* [WHAT YOU NEED TO DO]:
Pull out from the material below all lines with "Particle".

* [DATA SHOWN]:
##############################

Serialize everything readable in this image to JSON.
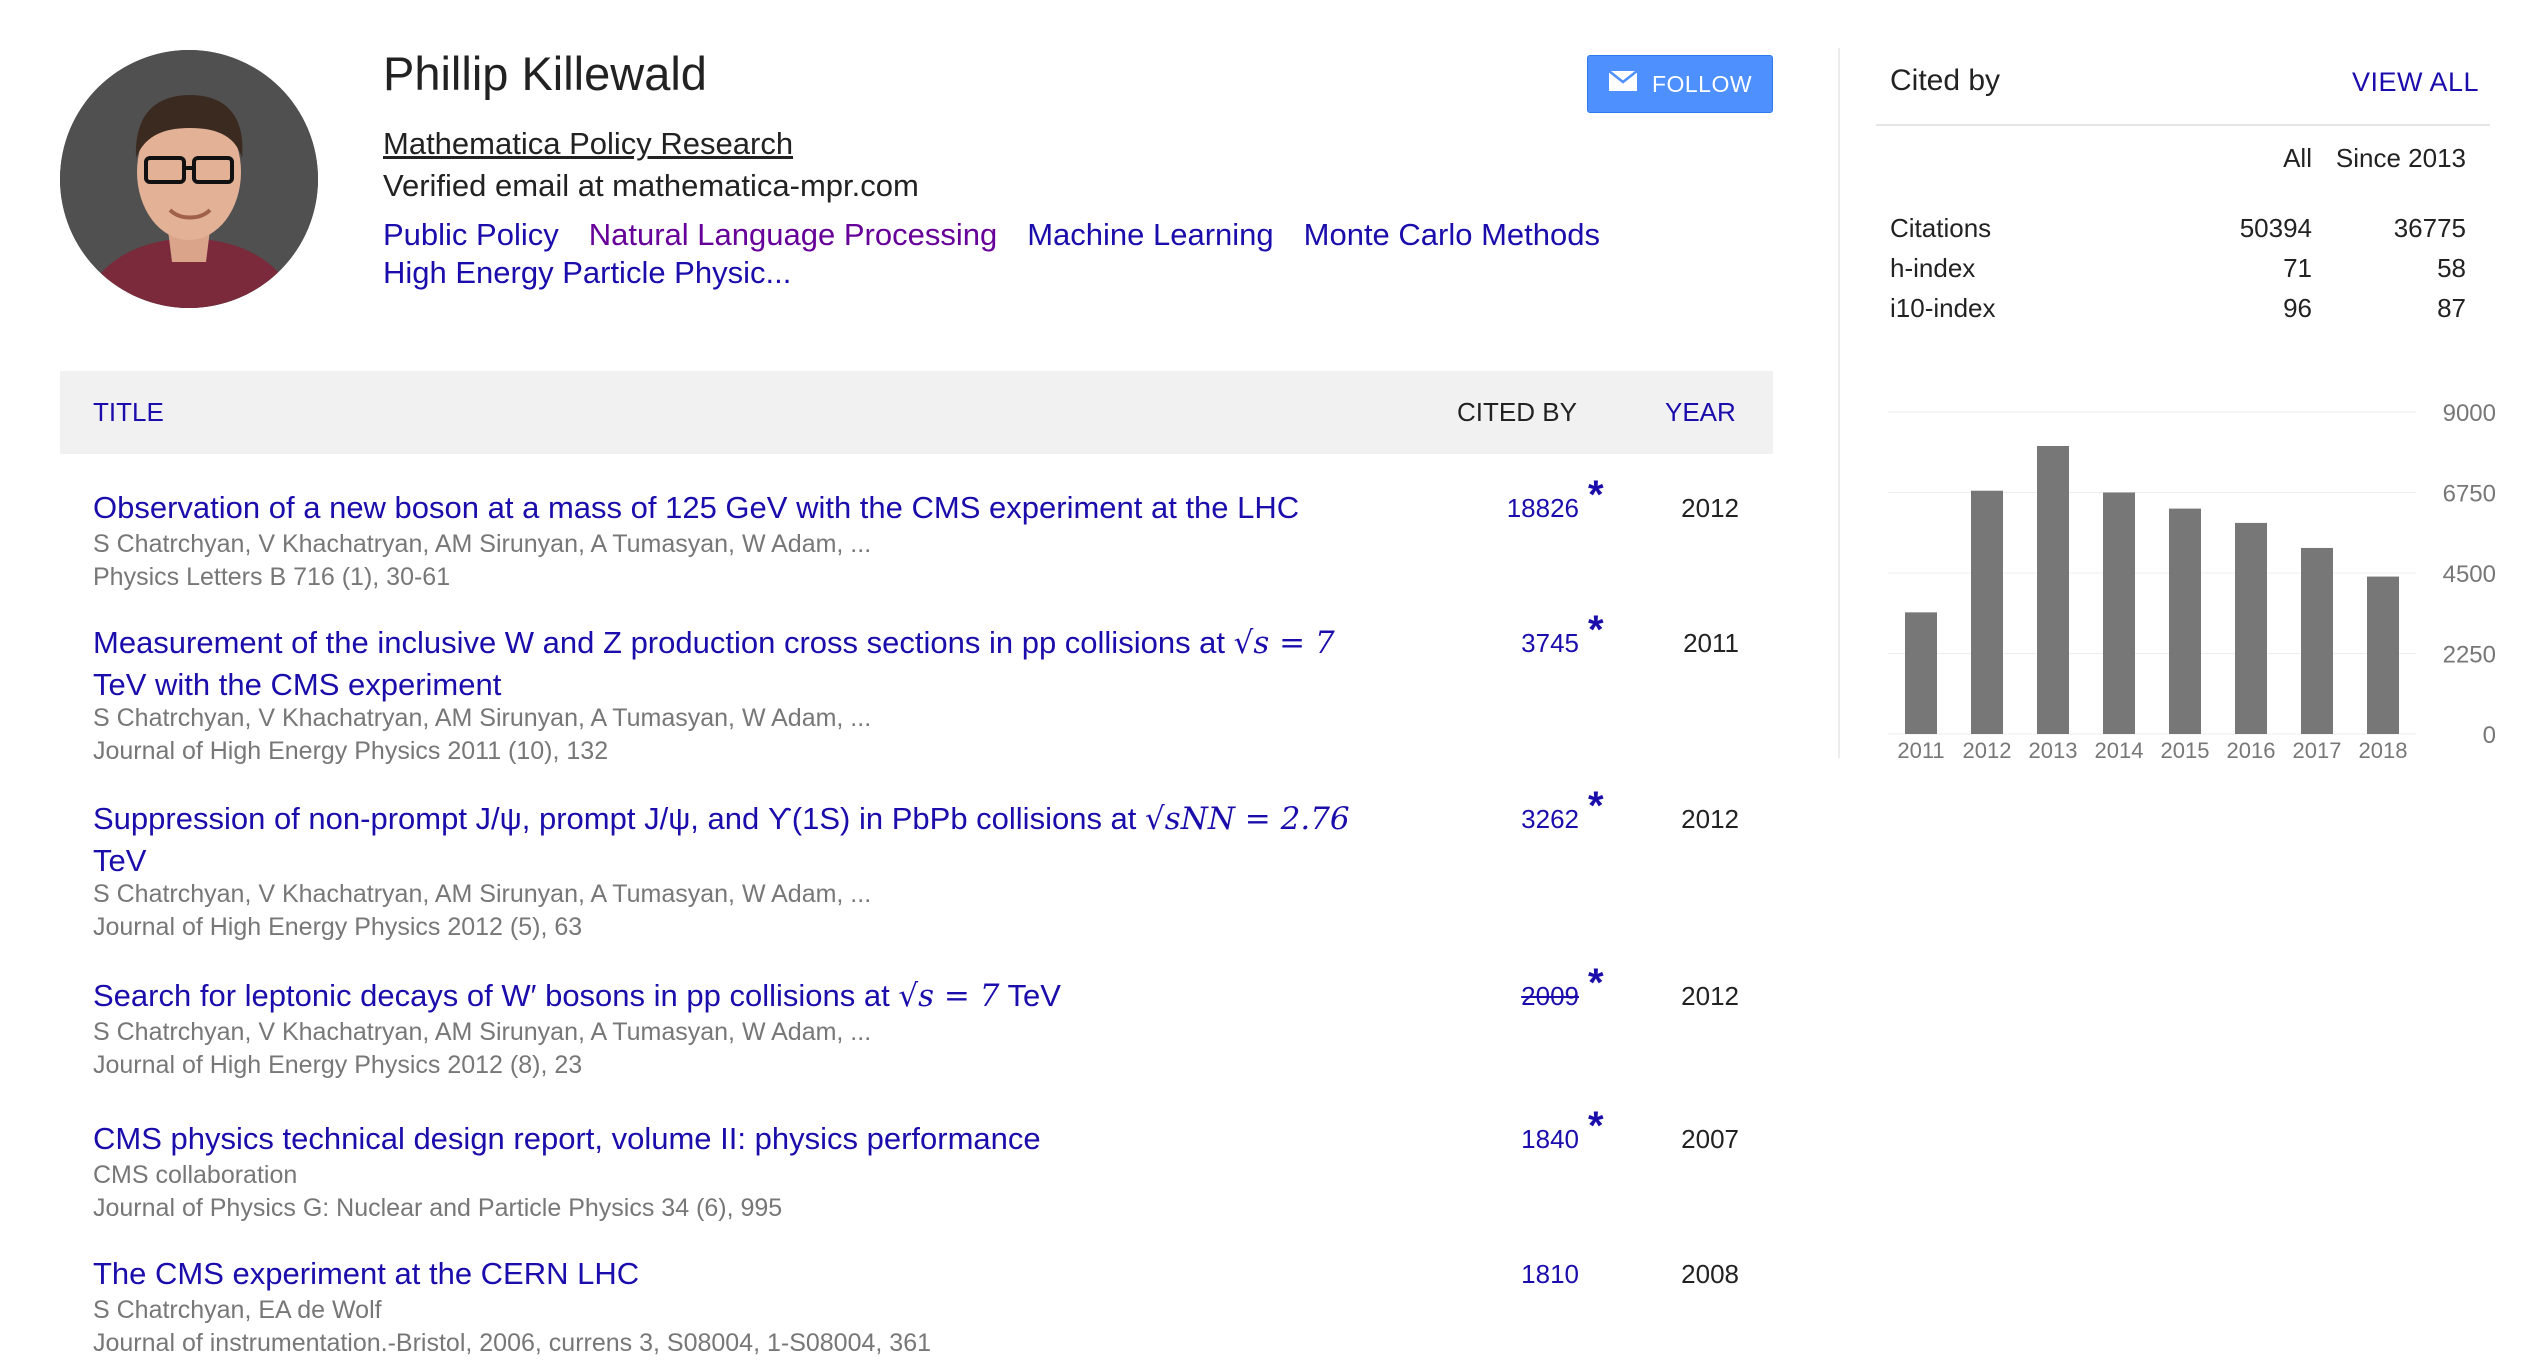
{
  "profile": {
    "name": "Phillip Killewald",
    "affiliation": "Mathematica Policy Research",
    "email": "Verified email at mathematica-mpr.com",
    "interests": [
      "Public Policy",
      "Natural Language Processing",
      "Machine Learning",
      "Monte Carlo Methods",
      "High Energy Particle Physic..."
    ],
    "follow_label": "FOLLOW",
    "follow_icon": "envelope-icon"
  },
  "table": {
    "headers": {
      "title": "TITLE",
      "cited_by": "CITED BY",
      "year": "YEAR"
    },
    "rows": [
      {
        "title": "Observation of a new boson at a mass of 125 GeV with the CMS experiment at the LHC",
        "authors": "S Chatrchyan, V Khachatryan, AM Sirunyan, A Tumasyan, W Adam, ...",
        "venue": "Physics Letters B 716 (1), 30-61",
        "cited_by": "18826",
        "year": "2012",
        "star": "*"
      },
      {
        "title_pre": "Measurement of the inclusive W and Z production cross sections in pp collisions at ",
        "title_math": "√s = 7",
        "title_post": "TeV with the CMS experiment",
        "authors": "S Chatrchyan, V Khachatryan, AM Sirunyan, A Tumasyan, W Adam, ...",
        "venue": "Journal of High Energy Physics 2011 (10), 132",
        "cited_by": "3745",
        "year": "2011",
        "star": "*"
      },
      {
        "title_pre": "Suppression of non-prompt J/ψ, prompt J/ψ, and ϒ(1S) in PbPb collisions at ",
        "title_math": "√sNN = 2.76",
        "title_post": "TeV",
        "authors": "S Chatrchyan, V Khachatryan, AM Sirunyan, A Tumasyan, W Adam, ...",
        "venue": "Journal of High Energy Physics 2012 (5), 63",
        "cited_by": "3262",
        "year": "2012",
        "star": "*"
      },
      {
        "title_pre": "Search for leptonic decays of W′ bosons in pp collisions at ",
        "title_math": "√s = 7",
        "title_post": " TeV",
        "authors": "S Chatrchyan, V Khachatryan, AM Sirunyan, A Tumasyan, W Adam, ...",
        "venue": "Journal of High Energy Physics 2012 (8), 23",
        "cited_by": "2009",
        "year": "2012",
        "star": "*"
      },
      {
        "title": "CMS physics technical design report, volume II: physics performance",
        "authors": "CMS collaboration",
        "venue": "Journal of Physics G: Nuclear and Particle Physics 34 (6), 995",
        "cited_by": "1840",
        "year": "2007",
        "star": "*"
      },
      {
        "title": "The CMS experiment at the CERN LHC",
        "authors": "S Chatrchyan, EA de Wolf",
        "venue": "Journal of instrumentation.-Bristol, 2006, currens 3, S08004, 1-S08004, 361",
        "cited_by": "1810",
        "year": "2008"
      }
    ]
  },
  "cited_by": {
    "title": "Cited by",
    "view_all": "VIEW ALL",
    "columns": [
      "All",
      "Since 2013"
    ],
    "rows": [
      {
        "label": "Citations",
        "all": "50394",
        "since": "36775"
      },
      {
        "label": "h-index",
        "all": "71",
        "since": "58"
      },
      {
        "label": "i10-index",
        "all": "96",
        "since": "87"
      }
    ]
  },
  "chart_data": {
    "type": "bar",
    "categories": [
      "2011",
      "2012",
      "2013",
      "2014",
      "2015",
      "2016",
      "2017",
      "2018"
    ],
    "values": [
      3400,
      6800,
      8050,
      6750,
      6300,
      5900,
      5200,
      4400
    ],
    "yticks": [
      "9000",
      "6750",
      "4500",
      "2250",
      "0"
    ],
    "ylim": [
      0,
      9000
    ],
    "bar_color": "#777777"
  }
}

##############################

* [REPLY TO THE TASK]:
      "High Energy Particle Physic..."
        "venue": "Journal of Physics G: Nuclear and Particle Physics 34 (6), 995",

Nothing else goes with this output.